**THE REQUEST:**
Wherever a line in the data below holds "dirsearch", copy that line.

**THE RECORDS:**
%%

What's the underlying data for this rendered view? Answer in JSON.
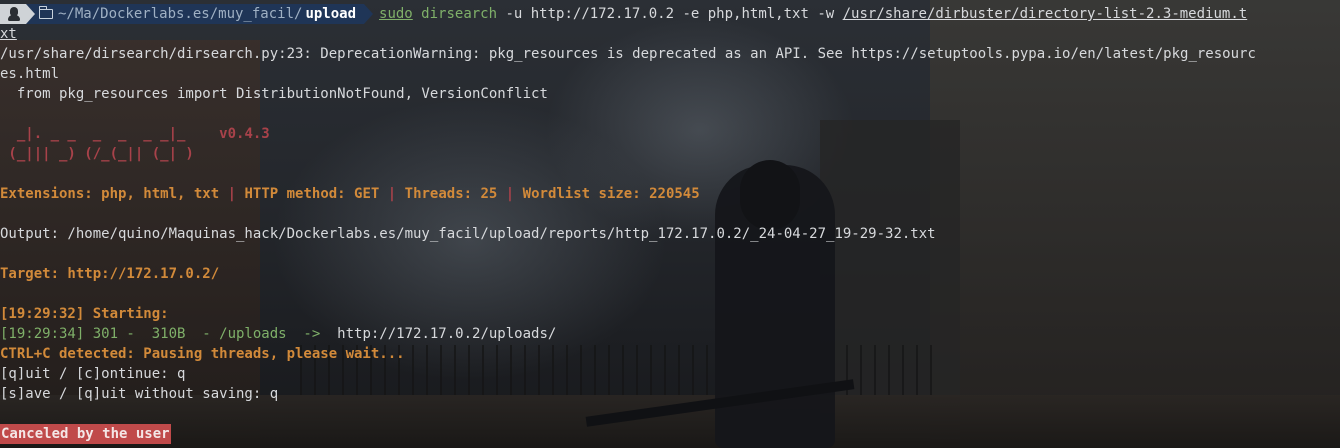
{
  "prompt": {
    "os_icon": "linux-tux-icon",
    "folder_icon": "folder-open-icon",
    "path_prefix": "~/Ma/Dockerlabs.es/muy_facil/",
    "path_current": "upload"
  },
  "command": {
    "sudo": "sudo",
    "bin": "dirsearch",
    "args": " -u http://172.17.0.2 -e php,html,txt -w ",
    "wordlist": "/usr/share/dirbuster/directory-list-2.3-medium.t",
    "wrap": "xt"
  },
  "warning": {
    "line1": "/usr/share/dirsearch/dirsearch.py:23: DeprecationWarning: pkg_resources is deprecated as an API. See https://setuptools.pypa.io/en/latest/pkg_resourc",
    "line2": "es.html",
    "line3": "  from pkg_resources import DistributionNotFound, VersionConflict"
  },
  "banner": {
    "row1": "  _|. _ _  _  _  _ _|_",
    "version": "v0.4.3",
    "row2": " (_||| _) (/_(_|| (_| )"
  },
  "config": {
    "ext_label": "Extensions: ",
    "ext_value": "php, html, txt",
    "sep": " | ",
    "method_label": "HTTP method: ",
    "method_value": "GET",
    "threads_label": "Threads: ",
    "threads_value": "25",
    "wordlist_label": "Wordlist size: ",
    "wordlist_value": "220545"
  },
  "output_line": "Output: /home/quino/Maquinas_hack/Dockerlabs.es/muy_facil/upload/reports/http_172.17.0.2/_24-04-27_19-29-32.txt",
  "target_line": "Target: http://172.17.0.2/",
  "starting_line": "[19:29:32] Starting:",
  "result": {
    "prefix": "[19:29:34] 301 -  310B  - /uploads  ->  ",
    "url": "http://172.17.0.2/uploads/"
  },
  "ctrl_c_line": "CTRL+C detected: Pausing threads, please wait...",
  "prompt_quit": "[q]uit / [c]ontinue: q",
  "prompt_save": "[s]ave / [q]uit without saving: q",
  "canceled": "Canceled by the user",
  "colors": {
    "background": "#1e2126",
    "text": "#d7d9dc",
    "orange": "#d28a3a",
    "red": "#a8424a",
    "green": "#7fb069",
    "path_bg": "#1f3557",
    "badge_bg": "#c04a4a"
  }
}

%%

**SOLVED PROBLEM:**
    "bin": "dirsearch",
    "line1": "/usr/share/dirsearch/dirsearch.py:23: DeprecationWarning: pkg_resources is deprecated as an API. See https://setuptools.pypa.io/en/latest/pkg_resourc",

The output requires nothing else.